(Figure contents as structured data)
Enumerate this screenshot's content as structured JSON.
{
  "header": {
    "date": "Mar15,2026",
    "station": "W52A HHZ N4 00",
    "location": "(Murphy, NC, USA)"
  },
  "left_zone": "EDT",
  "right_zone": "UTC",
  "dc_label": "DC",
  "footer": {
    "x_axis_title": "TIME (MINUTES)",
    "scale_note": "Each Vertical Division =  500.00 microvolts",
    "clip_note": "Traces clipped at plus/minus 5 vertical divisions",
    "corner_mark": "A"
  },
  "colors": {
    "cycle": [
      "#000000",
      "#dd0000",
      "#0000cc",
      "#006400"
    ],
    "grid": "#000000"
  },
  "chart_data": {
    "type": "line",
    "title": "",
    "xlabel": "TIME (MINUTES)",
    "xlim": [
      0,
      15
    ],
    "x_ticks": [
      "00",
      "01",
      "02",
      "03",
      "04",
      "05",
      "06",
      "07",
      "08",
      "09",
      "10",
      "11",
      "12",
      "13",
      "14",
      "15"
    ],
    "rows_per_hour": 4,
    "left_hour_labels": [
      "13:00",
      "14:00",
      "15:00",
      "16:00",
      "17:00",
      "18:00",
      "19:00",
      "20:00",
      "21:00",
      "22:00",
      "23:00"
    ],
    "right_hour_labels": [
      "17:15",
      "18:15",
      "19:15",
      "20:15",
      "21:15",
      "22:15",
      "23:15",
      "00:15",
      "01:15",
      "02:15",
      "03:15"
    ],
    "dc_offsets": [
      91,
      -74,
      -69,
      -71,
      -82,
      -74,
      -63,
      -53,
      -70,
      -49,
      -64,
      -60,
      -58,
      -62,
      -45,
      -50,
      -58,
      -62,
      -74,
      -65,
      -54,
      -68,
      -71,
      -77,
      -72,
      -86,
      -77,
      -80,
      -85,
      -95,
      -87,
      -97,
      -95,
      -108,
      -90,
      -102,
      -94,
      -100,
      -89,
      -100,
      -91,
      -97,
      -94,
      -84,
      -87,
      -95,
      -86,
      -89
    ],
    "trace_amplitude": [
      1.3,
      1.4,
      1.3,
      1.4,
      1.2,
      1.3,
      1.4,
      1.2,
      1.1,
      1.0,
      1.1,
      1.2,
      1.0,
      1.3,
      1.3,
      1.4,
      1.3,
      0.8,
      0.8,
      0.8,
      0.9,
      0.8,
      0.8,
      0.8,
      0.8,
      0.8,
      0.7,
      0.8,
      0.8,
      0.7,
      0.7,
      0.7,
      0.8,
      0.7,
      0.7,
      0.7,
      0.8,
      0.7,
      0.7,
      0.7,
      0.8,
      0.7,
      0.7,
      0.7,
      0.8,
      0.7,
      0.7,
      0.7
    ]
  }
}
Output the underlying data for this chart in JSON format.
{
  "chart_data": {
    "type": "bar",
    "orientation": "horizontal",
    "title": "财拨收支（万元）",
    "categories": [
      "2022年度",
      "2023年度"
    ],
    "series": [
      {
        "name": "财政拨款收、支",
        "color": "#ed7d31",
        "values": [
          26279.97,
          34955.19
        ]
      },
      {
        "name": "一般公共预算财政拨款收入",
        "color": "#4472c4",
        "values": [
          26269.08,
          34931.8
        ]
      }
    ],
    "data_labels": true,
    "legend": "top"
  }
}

-- WHAT THIS TASK INVOLVES --
Transcribe each entry exactly.

-- THE COMPLETED TASK --
Enumerate this screenshot's content as structured JSON.
{
  "header": {
    "date": "Mar15,2026",
    "station": "W52A HHZ N4 00",
    "location": "(Murphy, NC, USA)"
  },
  "left_zone": "EDT",
  "right_zone": "UTC",
  "dc_label": "DC",
  "footer": {
    "x_axis_title": "TIME (MINUTES)",
    "scale_note": "Each Vertical Division =  500.00 microvolts",
    "clip_note": "Traces clipped at plus/minus 5 vertical divisions",
    "corner_mark": "A"
  },
  "colors": {
    "cycle": [
      "#000000",
      "#dd0000",
      "#0000cc",
      "#006400"
    ],
    "grid": "#000000"
  },
  "chart_data": {
    "type": "line",
    "title": "",
    "xlabel": "TIME (MINUTES)",
    "xlim": [
      0,
      15
    ],
    "x_ticks": [
      "00",
      "01",
      "02",
      "03",
      "04",
      "05",
      "06",
      "07",
      "08",
      "09",
      "10",
      "11",
      "12",
      "13",
      "14",
      "15"
    ],
    "rows_per_hour": 4,
    "left_hour_labels": [
      "13:00",
      "14:00",
      "15:00",
      "16:00",
      "17:00",
      "18:00",
      "19:00",
      "20:00",
      "21:00",
      "22:00",
      "23:00"
    ],
    "right_hour_labels": [
      "17:15",
      "18:15",
      "19:15",
      "20:15",
      "21:15",
      "22:15",
      "23:15",
      "00:15",
      "01:15",
      "02:15",
      "03:15"
    ],
    "dc_offsets": [
      91,
      -74,
      -69,
      -71,
      -82,
      -74,
      -63,
      -53,
      -70,
      -49,
      -64,
      -60,
      -58,
      -62,
      -45,
      -50,
      -58,
      -62,
      -74,
      -65,
      -54,
      -68,
      -71,
      -77,
      -72,
      -86,
      -77,
      -80,
      -85,
      -95,
      -87,
      -97,
      -95,
      -108,
      -90,
      -102,
      -94,
      -100,
      -89,
      -100,
      -91,
      -97,
      -94,
      -84,
      -87,
      -95,
      -86,
      -89
    ],
    "trace_amplitude": [
      1.3,
      1.4,
      1.3,
      1.4,
      1.2,
      1.3,
      1.4,
      1.2,
      1.1,
      1.0,
      1.1,
      1.2,
      1.0,
      1.3,
      1.3,
      1.4,
      1.3,
      0.8,
      0.8,
      0.8,
      0.9,
      0.8,
      0.8,
      0.8,
      0.8,
      0.8,
      0.7,
      0.8,
      0.8,
      0.7,
      0.7,
      0.7,
      0.8,
      0.7,
      0.7,
      0.7,
      0.8,
      0.7,
      0.7,
      0.7,
      0.8,
      0.7,
      0.7,
      0.7,
      0.8,
      0.7,
      0.7,
      0.7
    ]
  }
}
Output the underlying data for this chart in JSON format.
{
  "chart_data": {
    "type": "bar",
    "orientation": "horizontal",
    "title": "财拨收支（万元）",
    "categories": [
      "2022年度",
      "2023年度"
    ],
    "series": [
      {
        "name": "财政拨款收、支",
        "color": "#ed7d31",
        "values": [
          26279.97,
          34955.19
        ]
      },
      {
        "name": "一般公共预算财政拨款收入",
        "color": "#4472c4",
        "values": [
          26269.08,
          34931.8
        ]
      }
    ],
    "data_labels": true,
    "legend": "top"
  }
}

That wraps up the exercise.